Output the part of the KL divergence exercise starting at "(b) Compute the" and ending at "in one sentence.", copied word for word.

# START OF Given passage

Exercise 1 ★ — KL Divergence: Definition and Coding Interpretation

A language model assigns probabilities to the next token in the sentence "The Eiffel Tower is in ___":

Token	True $p$	Model $q$
'Paris'	0.90	0.65
'London'	0.04	0.15
'Rome'	0.03	0.10
'Berlin'	0.02	0.05
'other'	0.01	0.05

(a) Compute $D_{\mathrm{KL}}(p\|q)$ and $D_{\mathrm{KL}}(q\|p)$ in nats.

(b) Compute the cross-entropy $H(p, q)$ and verify $H(p,q) = H(p) + D_{\mathrm{KL}}(p\|q)$ .

(c) Interpret $D_{\mathrm{KL}}(p\|q)$ : how many extra nats per token does the model waste?

(d) Which direction ( $p\|q$ or $q\|p$ ) is larger? Explain why in one sentence.

# END OF Given passage
# START OF Given entries

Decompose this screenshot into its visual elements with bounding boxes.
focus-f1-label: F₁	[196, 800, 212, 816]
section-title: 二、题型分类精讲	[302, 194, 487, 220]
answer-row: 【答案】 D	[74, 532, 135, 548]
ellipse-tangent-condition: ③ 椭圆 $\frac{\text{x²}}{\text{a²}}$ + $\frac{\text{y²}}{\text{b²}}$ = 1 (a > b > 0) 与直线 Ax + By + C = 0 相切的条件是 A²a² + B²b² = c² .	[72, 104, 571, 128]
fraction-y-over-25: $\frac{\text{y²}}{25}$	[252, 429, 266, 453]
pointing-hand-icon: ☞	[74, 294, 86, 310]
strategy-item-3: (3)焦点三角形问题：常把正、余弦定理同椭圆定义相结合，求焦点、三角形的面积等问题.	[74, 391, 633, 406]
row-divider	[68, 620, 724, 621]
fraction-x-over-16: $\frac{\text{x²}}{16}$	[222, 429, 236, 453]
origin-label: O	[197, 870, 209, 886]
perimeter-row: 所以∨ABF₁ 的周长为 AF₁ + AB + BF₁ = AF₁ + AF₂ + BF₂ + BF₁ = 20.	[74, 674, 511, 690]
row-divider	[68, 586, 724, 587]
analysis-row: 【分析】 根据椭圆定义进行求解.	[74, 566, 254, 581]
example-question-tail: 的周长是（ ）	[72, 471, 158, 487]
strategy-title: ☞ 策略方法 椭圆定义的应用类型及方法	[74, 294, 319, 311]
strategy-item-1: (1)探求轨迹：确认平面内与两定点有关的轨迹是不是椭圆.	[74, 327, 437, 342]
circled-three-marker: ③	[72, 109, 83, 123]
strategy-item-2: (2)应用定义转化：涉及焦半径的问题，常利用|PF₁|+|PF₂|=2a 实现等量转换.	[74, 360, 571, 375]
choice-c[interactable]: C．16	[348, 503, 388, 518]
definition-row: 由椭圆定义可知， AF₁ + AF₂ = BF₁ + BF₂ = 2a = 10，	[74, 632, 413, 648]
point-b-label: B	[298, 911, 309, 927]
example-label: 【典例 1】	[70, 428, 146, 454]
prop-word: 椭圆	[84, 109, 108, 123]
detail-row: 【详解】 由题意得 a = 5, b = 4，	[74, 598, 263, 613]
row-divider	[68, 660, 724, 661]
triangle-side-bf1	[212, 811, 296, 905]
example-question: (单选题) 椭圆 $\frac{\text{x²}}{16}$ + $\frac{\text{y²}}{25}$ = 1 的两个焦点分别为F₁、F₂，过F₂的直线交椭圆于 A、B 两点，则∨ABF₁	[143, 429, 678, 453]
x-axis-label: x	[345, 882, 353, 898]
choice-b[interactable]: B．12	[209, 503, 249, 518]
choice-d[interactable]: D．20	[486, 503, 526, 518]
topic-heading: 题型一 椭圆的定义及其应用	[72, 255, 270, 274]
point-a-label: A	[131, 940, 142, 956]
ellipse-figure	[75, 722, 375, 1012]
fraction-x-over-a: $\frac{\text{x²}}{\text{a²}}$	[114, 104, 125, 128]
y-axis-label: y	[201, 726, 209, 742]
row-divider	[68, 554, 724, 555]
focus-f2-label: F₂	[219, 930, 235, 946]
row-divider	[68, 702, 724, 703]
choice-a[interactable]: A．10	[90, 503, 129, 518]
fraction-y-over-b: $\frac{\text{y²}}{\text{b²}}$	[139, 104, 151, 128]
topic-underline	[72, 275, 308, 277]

# END OF Given entries

### Full output
(b) Compute the cross-entropy $H(p, q)$ and verify $H(p,q) = H(p) + D_{\mathrm{KL}}(p\|q)$ .

(c) Interpret $D_{\mathrm{KL}}(p\|q)$ : how many extra nats per token does the model waste?

(d) Which direction ( $p\|q$ or $q\|p$ ) is larger? Explain why in one sentence.